** Exercise directions **
Select every line holding the word "образовательных" and copy it.

** Extracted data entries **

-- -- --

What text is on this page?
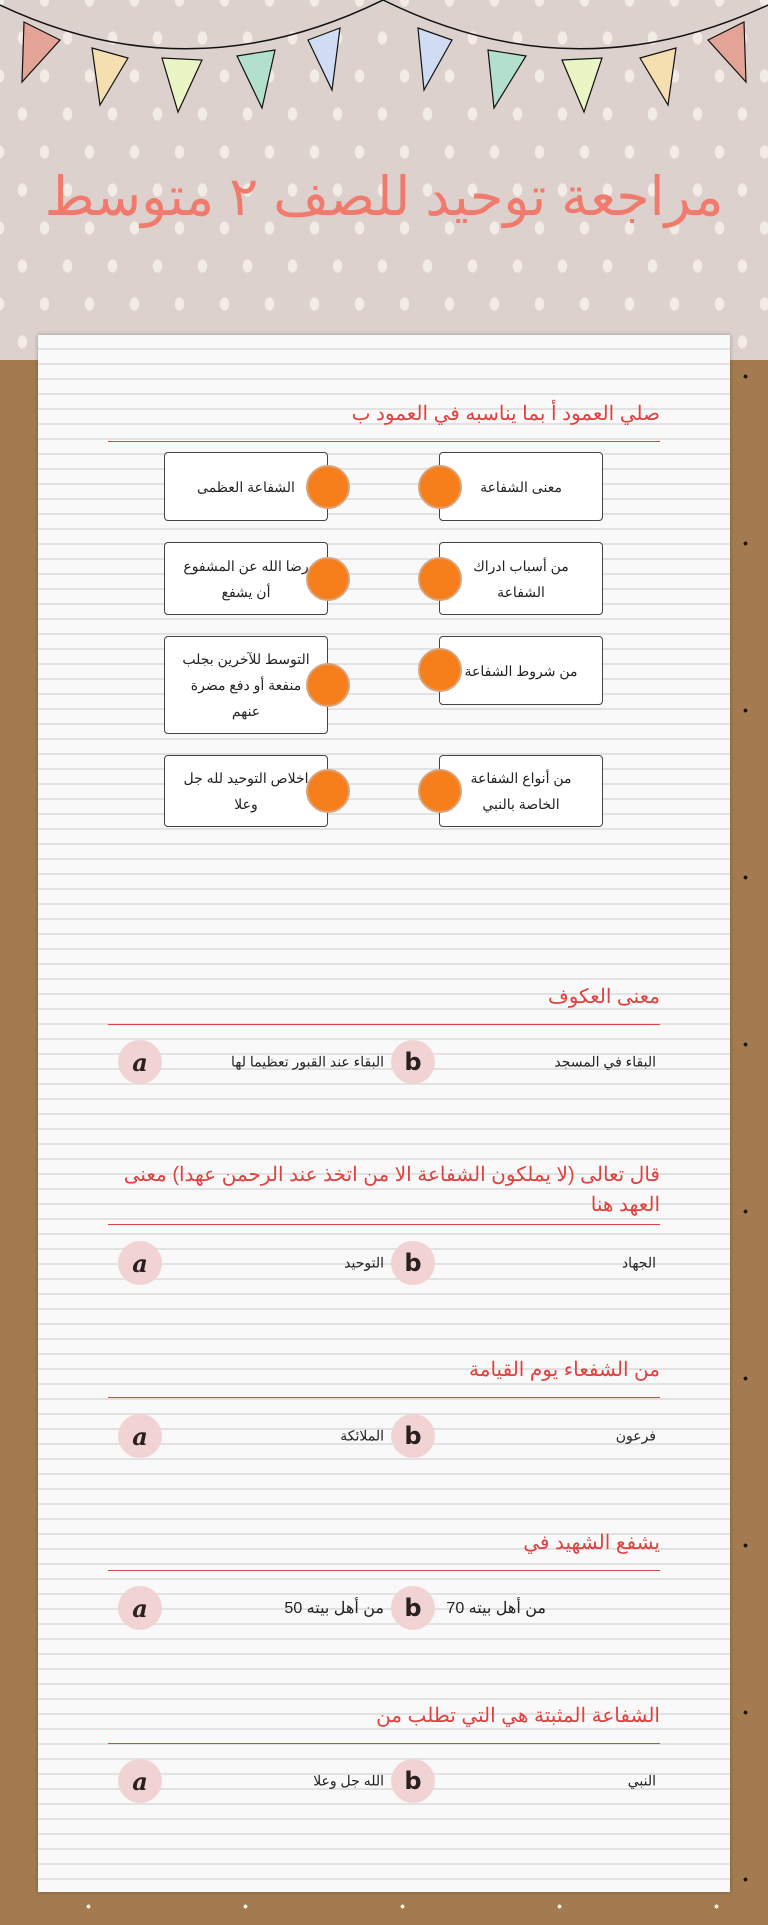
مراجعة توحيد للصف ٢ متوسط
صلي العمود أ بما يناسبه في العمود ب
معنى الشفاعة
من أسباب ادراك الشفاعة
من شروط الشفاعة
من أنواع الشفاعة الخاصة بالنبي
الشفاعة العظمى
رضا الله عن المشفوع أن يشفع
التوسط للآخرين بجلب منفعة أو دفع مضرة عنهم
اخلاص التوحيد لله جل وعلا
معنى العكوف
البقاء في المسجد
b
البقاء عند القبور تعظيما لها
a
قال تعالى (لا يملكون الشفاعة الا من اتخذ عند الرحمن عهدا) معنى العهد هنا
الجهاد
b
التوحيد
a
من الشفعاء يوم القيامة
فرعون
b
الملائكة
a
يشفع الشهيد في
من أهل بيته 70
b
من أهل بيته 50
a
الشفاعة المثبتة هي التي تطلب من
النبي
b
الله جل وعلا
a
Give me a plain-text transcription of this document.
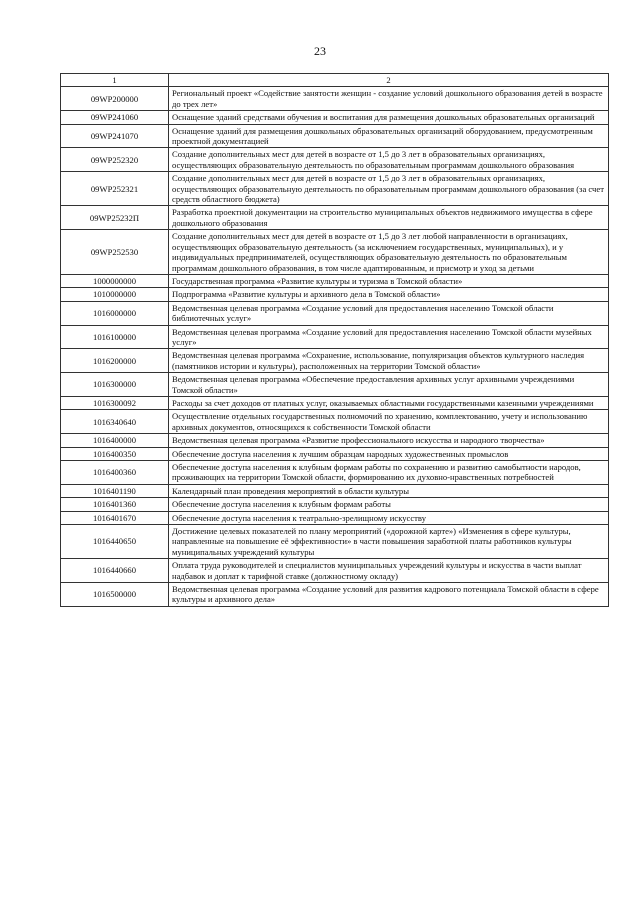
23
1	2
09WP200000	Региональный проект «Содействие занятости женщин - создание условий дошкольного образования детей в возрасте до трех лет»
09WP241060	Оснащение зданий средствами обучения и воспитания для размещения дошкольных образовательных организаций
09WP241070	Оснащение зданий для размещения дошкольных образовательных организаций оборудованием, предусмотренным проектной документацией
09WP252320	Создание дополнительных мест для детей в возрасте от 1,5 до 3 лет в образовательных организациях, осуществляющих образовательную деятельность по образовательным программам дошкольного образования
09WP252321	Создание дополнительных мест для детей в возрасте от 1,5 до 3 лет в образовательных организациях, осуществляющих образовательную деятельность по образовательным программам дошкольного образования (за счет средств областного бюджета)
09WP25232П	Разработка проектной документации на строительство муниципальных объектов недвижимого имущества в сфере дошкольного образования
09WP252530	Создание дополнительных мест для детей в возрасте от 1,5 до 3 лет любой направленности в организациях, осуществляющих образовательную деятельность (за исключением государственных, муниципальных), и у индивидуальных предпринимателей, осуществляющих образовательную деятельность по образовательным программам дошкольного образования, в том числе адаптированным, и присмотр и уход за детьми
1000000000	Государственная программа «Развитие культуры и туризма в Томской области»
1010000000	Подпрограмма «Развитие культуры и архивного дела в Томской области»
1016000000	Ведомственная целевая программа «Создание условий для предоставления населению Томской области библиотечных услуг»
1016100000	Ведомственная целевая программа «Создание условий для предоставления населению Томской области музейных услуг»
1016200000	Ведомственная целевая программа «Сохранение, использование, популяризация объектов культурного наследия (памятников истории и культуры), расположенных на территории Томской области»
1016300000	Ведомственная целевая программа «Обеспечение предоставления архивных услуг архивными учреждениями Томской области»
1016300092	Расходы за счет доходов от платных услуг, оказываемых областными государственными казенными учреждениями
1016340640	Осуществление отдельных государственных полномочий по хранению, комплектованию, учету и использованию архивных документов, относящихся к собственности Томской области
1016400000	Ведомственная целевая программа «Развитие профессионального искусства и народного творчества»
1016400350	Обеспечение доступа населения к лучшим образцам народных художественных промыслов
1016400360	Обеспечение доступа населения к клубным формам работы по сохранению и развитию самобытности народов, проживающих на территории Томской области, формированию их духовно-нравственных потребностей
1016401190	Календарный план проведения мероприятий в области культуры
1016401360	Обеспечение доступа населения к клубным формам работы
1016401670	Обеспечение доступа населения к театрально-зрелищному искусству
1016440650	Достижение целевых показателей по плану мероприятий («дорожной карте») «Изменения в сфере культуры, направленные на повышение её эффективности» в части повышения заработной платы работников культуры муниципальных учреждений культуры
1016440660	Оплата труда руководителей и специалистов муниципальных учреждений культуры и искусства в части выплат надбавок и доплат к тарифной ставке (должностному окладу)
1016500000	Ведомственная целевая программа «Создание условий для развития кадрового потенциала Томской области в сфере культуры и архивного дела»
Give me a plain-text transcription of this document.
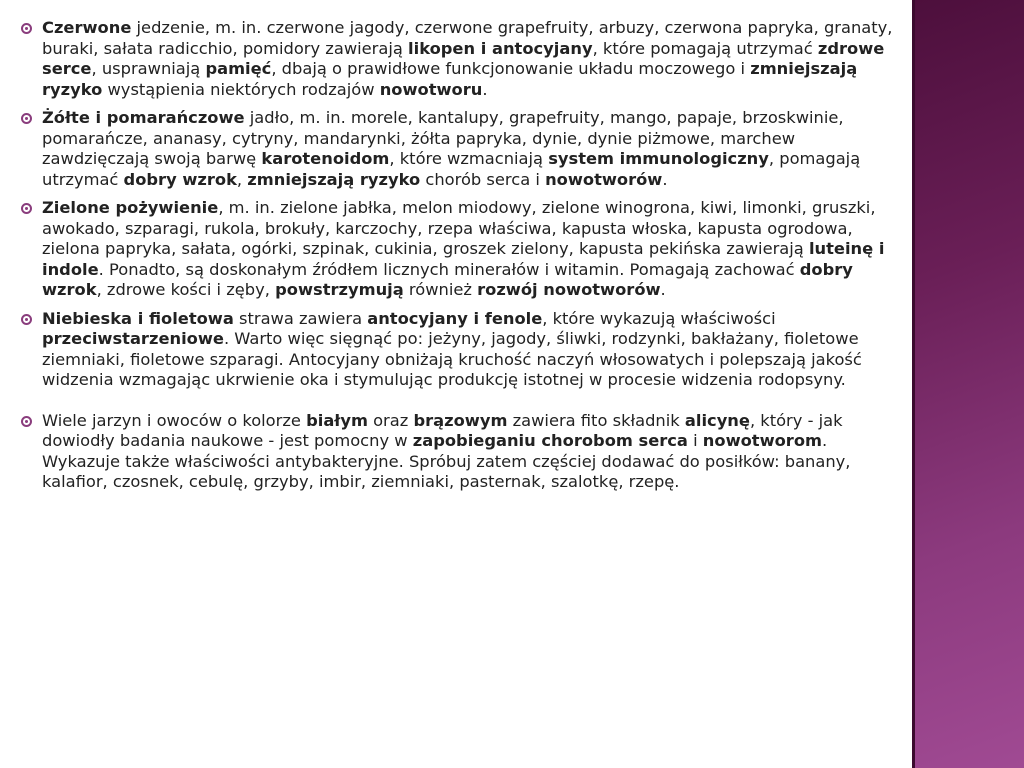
Czerwone jedzenie, m. in. czerwone jagody, czerwone grapefruity, arbuzy, czerwona papryka, granaty, buraki, sałata radicchio, pomidory zawierają likopen i antocyjany, które pomagają utrzymać zdrowe serce, usprawniają pamięć, dbają o prawidłowe funkcjonowanie układu moczowego i zmniejszają ryzyko wystąpienia niektórych rodzajów nowotworu.
Żółte i pomarańczowe jadło, m. in. morele, kantalupy, grapefruity, mango, papaje, brzoskwinie, pomarańcze, ananasy, cytryny, mandarynki, żółta papryka, dynie, dynie piżmowe, marchew zawdzięczają swoją barwę karotenoidom, które wzmacniają system immunologiczny, pomagają utrzymać dobry wzrok, zmniejszają ryzyko chorób serca i nowotworów.
Zielone pożywienie, m. in. zielone jabłka, melon miodowy, zielone winogrona, kiwi, limonki, gruszki, awokado, szparagi, rukola, brokuły, karczochy, rzepa właściwa, kapusta włoska, kapusta ogrodowa, zielona papryka, sałata, ogórki, szpinak, cukinia, groszek zielony, kapusta pekińska zawierają luteinę i indole. Ponadto, są doskonałym źródłem licznych minerałów i witamin. Pomagają zachować dobry wzrok, zdrowe kości i zęby, powstrzymują również rozwój nowotworów.
Niebieska i fioletowa strawa zawiera antocyjany i fenole, które wykazują właściwości przeciwstarzeniowe. Warto więc sięgnąć po: jeżyny, jagody, śliwki, rodzynki, bakłażany, fioletowe ziemniaki, fioletowe szparagi. Antocyjany obniżają kruchość naczyń włosowatych i polepszają jakość widzenia wzmagając ukrwienie oka i stymulując produkcję istotnej w procesie widzenia rodopsyny.
Wiele jarzyn i owoców o kolorze białym oraz brązowym zawiera fito składnik alicynę, który - jak dowiodły badania naukowe - jest pomocny w zapobieganiu chorobom serca i nowotworom. Wykazuje także właściwości antybakteryjne. Spróbuj zatem częściej dodawać do posiłków: banany, kalafior, czosnek, cebulę, grzyby, imbir, ziemniaki, pasternak, szalotkę, rzepę.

-- -- --

** Response **
09WP241060	Оснащение зданий средствами обучения и воспитания для размещения дошкольных образовательных организаций
09WP241070	Оснащение зданий для размещения дошкольных образовательных организаций оборудованием, предусмотренным проектной документацией
09WP252320	Создание дополнительных мест для детей в возрасте от 1,5 до 3 лет в образовательных организациях, осуществляющих образовательную деятельность по образовательным программам дошкольного образования
09WP252321	Создание дополнительных мест для детей в возрасте от 1,5 до 3 лет в образовательных организациях, осуществляющих образовательную деятельность по образовательным программам дошкольного образования (за счет средств областного бюджета)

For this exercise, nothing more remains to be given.